What you have to do: Show only lines that include "type".

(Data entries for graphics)
/---

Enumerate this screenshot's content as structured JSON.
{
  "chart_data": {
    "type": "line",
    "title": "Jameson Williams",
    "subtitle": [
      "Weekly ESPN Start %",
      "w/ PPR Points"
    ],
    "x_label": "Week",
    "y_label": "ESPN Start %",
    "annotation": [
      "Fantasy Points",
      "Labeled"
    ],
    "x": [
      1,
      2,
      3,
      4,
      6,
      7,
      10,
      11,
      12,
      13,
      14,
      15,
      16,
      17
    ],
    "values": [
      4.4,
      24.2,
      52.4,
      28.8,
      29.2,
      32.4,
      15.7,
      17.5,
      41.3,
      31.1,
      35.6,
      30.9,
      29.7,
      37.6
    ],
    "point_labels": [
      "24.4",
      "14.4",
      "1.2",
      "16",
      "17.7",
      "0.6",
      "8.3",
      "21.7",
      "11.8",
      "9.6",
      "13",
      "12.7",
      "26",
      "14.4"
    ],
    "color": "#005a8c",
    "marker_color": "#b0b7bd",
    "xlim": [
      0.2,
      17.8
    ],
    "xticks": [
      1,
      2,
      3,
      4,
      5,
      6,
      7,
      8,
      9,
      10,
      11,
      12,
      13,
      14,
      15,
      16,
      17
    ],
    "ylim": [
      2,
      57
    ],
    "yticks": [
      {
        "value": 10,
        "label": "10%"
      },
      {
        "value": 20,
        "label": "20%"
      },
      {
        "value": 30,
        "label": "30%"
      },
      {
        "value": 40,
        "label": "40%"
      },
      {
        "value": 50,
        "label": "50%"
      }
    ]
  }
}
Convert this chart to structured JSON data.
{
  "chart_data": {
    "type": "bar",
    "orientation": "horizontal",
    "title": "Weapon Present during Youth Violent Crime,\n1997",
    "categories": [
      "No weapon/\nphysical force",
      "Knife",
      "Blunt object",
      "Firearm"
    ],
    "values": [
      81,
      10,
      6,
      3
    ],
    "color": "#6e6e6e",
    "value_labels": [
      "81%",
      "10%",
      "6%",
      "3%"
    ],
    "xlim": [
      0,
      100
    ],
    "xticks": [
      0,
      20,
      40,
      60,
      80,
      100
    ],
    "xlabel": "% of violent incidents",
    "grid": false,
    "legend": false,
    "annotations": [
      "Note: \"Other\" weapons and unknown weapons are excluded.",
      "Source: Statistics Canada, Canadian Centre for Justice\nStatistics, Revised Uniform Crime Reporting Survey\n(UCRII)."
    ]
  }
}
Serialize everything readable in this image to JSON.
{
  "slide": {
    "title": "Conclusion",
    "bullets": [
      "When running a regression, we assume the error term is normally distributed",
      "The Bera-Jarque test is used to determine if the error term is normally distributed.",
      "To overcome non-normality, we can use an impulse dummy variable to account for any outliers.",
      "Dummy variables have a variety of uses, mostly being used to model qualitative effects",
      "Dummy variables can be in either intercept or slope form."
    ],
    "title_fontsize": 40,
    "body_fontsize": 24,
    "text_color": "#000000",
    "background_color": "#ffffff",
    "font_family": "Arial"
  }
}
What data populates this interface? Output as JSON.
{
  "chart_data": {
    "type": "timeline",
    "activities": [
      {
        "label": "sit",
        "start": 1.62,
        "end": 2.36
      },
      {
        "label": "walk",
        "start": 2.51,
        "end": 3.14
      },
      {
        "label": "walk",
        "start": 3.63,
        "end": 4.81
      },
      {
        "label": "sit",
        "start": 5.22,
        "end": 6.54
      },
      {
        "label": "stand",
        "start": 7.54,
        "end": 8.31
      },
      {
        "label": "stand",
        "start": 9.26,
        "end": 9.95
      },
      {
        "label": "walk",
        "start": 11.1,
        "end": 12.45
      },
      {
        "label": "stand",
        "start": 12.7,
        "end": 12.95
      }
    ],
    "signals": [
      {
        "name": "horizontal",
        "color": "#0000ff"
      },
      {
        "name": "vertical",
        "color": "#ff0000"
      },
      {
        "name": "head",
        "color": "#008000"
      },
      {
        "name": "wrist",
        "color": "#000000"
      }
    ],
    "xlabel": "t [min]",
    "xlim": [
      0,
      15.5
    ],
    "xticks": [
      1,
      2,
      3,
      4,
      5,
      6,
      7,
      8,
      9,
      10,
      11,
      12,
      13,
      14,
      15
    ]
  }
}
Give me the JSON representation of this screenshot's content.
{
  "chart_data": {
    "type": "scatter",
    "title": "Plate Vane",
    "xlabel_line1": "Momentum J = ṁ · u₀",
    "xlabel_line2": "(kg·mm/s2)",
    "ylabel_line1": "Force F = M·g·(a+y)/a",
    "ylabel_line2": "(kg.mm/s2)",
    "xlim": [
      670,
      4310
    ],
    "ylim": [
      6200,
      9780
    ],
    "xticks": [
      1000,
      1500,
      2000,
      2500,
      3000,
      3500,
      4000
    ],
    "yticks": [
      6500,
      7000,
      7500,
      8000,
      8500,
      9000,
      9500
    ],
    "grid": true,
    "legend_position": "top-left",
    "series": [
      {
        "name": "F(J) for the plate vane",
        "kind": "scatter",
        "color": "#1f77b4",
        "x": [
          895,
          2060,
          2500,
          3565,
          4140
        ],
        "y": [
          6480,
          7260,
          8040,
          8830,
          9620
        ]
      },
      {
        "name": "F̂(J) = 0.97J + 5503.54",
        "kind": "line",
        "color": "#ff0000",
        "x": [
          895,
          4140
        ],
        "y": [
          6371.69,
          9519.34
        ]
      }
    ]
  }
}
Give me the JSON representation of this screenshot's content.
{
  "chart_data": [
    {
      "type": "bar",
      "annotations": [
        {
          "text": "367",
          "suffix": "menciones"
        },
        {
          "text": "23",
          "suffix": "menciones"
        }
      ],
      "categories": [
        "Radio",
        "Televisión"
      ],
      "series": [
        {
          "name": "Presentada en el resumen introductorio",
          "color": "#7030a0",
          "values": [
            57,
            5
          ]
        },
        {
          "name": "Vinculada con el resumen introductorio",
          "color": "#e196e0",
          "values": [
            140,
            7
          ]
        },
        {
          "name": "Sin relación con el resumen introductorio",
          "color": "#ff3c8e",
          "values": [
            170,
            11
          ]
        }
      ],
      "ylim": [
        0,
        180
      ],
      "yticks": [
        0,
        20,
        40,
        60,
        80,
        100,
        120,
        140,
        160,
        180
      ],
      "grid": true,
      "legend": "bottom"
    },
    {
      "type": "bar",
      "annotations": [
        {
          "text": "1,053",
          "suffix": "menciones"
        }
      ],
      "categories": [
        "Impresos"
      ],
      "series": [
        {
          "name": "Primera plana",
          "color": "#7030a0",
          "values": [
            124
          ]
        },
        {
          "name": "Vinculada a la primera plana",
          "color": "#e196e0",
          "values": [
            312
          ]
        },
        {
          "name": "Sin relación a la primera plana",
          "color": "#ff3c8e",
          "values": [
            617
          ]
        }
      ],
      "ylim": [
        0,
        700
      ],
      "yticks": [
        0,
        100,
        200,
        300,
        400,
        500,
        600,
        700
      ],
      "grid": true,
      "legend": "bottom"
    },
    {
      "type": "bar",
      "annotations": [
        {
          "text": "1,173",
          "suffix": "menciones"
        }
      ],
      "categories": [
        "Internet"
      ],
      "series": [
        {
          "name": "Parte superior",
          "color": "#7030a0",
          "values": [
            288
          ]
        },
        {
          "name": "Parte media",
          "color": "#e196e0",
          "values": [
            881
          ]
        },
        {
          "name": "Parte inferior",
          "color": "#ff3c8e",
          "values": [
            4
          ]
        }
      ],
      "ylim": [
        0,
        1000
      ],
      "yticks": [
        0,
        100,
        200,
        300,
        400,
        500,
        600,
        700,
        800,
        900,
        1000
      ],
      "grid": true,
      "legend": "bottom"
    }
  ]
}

\---

The result:
    "type": "line",
    "type": "bar",
    "type": "timeline",
    "type": "scatter",
      "type": "bar",
      "type": "bar",
      "type": "bar",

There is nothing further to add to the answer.